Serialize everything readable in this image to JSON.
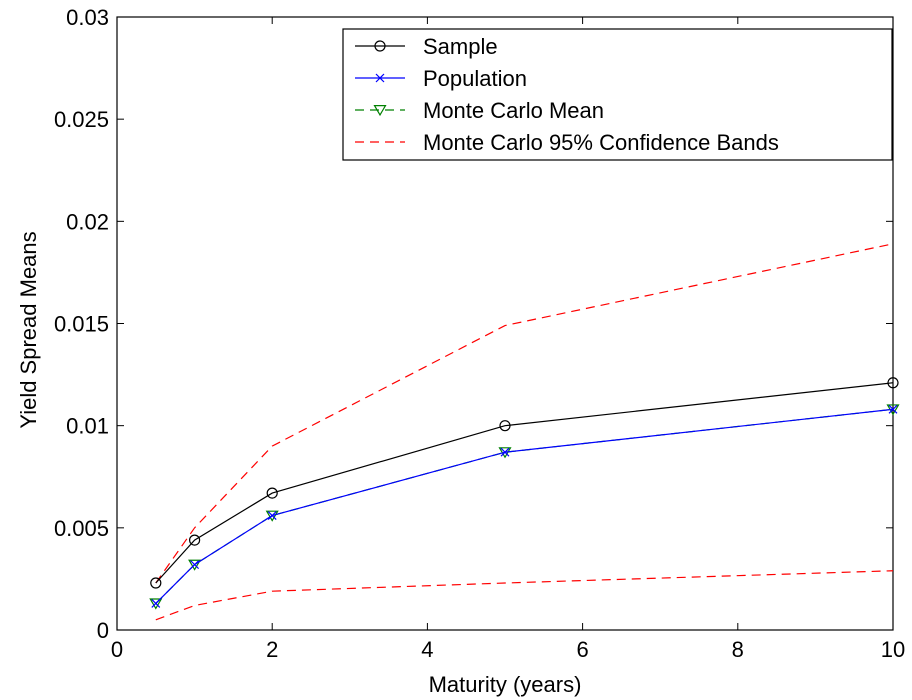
{
  "chart_data": {
    "type": "line",
    "title": "",
    "xlabel": "Maturity (years)",
    "ylabel": "Yield Spread Means",
    "xlim": [
      0,
      10
    ],
    "ylim": [
      0,
      0.03
    ],
    "xticks": [
      0,
      2,
      4,
      6,
      8,
      10
    ],
    "xtick_labels": [
      "0",
      "2",
      "4",
      "6",
      "8",
      "10"
    ],
    "yticks": [
      0,
      0.005,
      0.01,
      0.015,
      0.02,
      0.025,
      0.03
    ],
    "ytick_labels": [
      "0",
      "0.005",
      "0.01",
      "0.015",
      "0.02",
      "0.025",
      "0.03"
    ],
    "grid": false,
    "legend_position": "top-right",
    "x": [
      0.5,
      1,
      2,
      5,
      10
    ],
    "series": [
      {
        "name": "Sample",
        "values": [
          0.0023,
          0.0044,
          0.0067,
          0.01,
          0.0121
        ],
        "color": "#000000",
        "line": "solid",
        "marker": "circle"
      },
      {
        "name": "Population",
        "values": [
          0.0013,
          0.0032,
          0.0056,
          0.0087,
          0.0108
        ],
        "color": "#0000ff",
        "line": "solid",
        "marker": "x"
      },
      {
        "name": "Monte Carlo Mean",
        "values": [
          0.0013,
          0.0032,
          0.0056,
          0.0087,
          0.0108
        ],
        "color": "#008000",
        "line": "dashed",
        "marker": "triangle-down"
      },
      {
        "name": "Monte Carlo 95% Confidence Bands",
        "values": [
          0.0023,
          0.005,
          0.009,
          0.0149,
          0.0189
        ],
        "color": "#ff0000",
        "line": "dashed",
        "marker": "none"
      },
      {
        "name": "Monte Carlo 95% Confidence Bands",
        "values": [
          0.0005,
          0.0012,
          0.0019,
          0.0023,
          0.0029
        ],
        "color": "#ff0000",
        "line": "dashed",
        "marker": "none"
      }
    ]
  }
}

☆ ☆ ☆

*Given task*. Copy all the entries word for word. Omit any pictures.

*Result*.
Serialize everything readable in this image to JSON.
{
  "chart_data": {
    "type": "line",
    "title": "",
    "xlabel": "Maturity (years)",
    "ylabel": "Yield Spread Means",
    "xlim": [
      0,
      10
    ],
    "ylim": [
      0,
      0.03
    ],
    "xticks": [
      0,
      2,
      4,
      6,
      8,
      10
    ],
    "xtick_labels": [
      "0",
      "2",
      "4",
      "6",
      "8",
      "10"
    ],
    "yticks": [
      0,
      0.005,
      0.01,
      0.015,
      0.02,
      0.025,
      0.03
    ],
    "ytick_labels": [
      "0",
      "0.005",
      "0.01",
      "0.015",
      "0.02",
      "0.025",
      "0.03"
    ],
    "grid": false,
    "legend_position": "top-right",
    "x": [
      0.5,
      1,
      2,
      5,
      10
    ],
    "series": [
      {
        "name": "Sample",
        "values": [
          0.0023,
          0.0044,
          0.0067,
          0.01,
          0.0121
        ],
        "color": "#000000",
        "line": "solid",
        "marker": "circle"
      },
      {
        "name": "Population",
        "values": [
          0.0013,
          0.0032,
          0.0056,
          0.0087,
          0.0108
        ],
        "color": "#0000ff",
        "line": "solid",
        "marker": "x"
      },
      {
        "name": "Monte Carlo Mean",
        "values": [
          0.0013,
          0.0032,
          0.0056,
          0.0087,
          0.0108
        ],
        "color": "#008000",
        "line": "dashed",
        "marker": "triangle-down"
      },
      {
        "name": "Monte Carlo 95% Confidence Bands",
        "values": [
          0.0023,
          0.005,
          0.009,
          0.0149,
          0.0189
        ],
        "color": "#ff0000",
        "line": "dashed",
        "marker": "none"
      },
      {
        "name": "Monte Carlo 95% Confidence Bands",
        "values": [
          0.0005,
          0.0012,
          0.0019,
          0.0023,
          0.0029
        ],
        "color": "#ff0000",
        "line": "dashed",
        "marker": "none"
      }
    ]
  }
}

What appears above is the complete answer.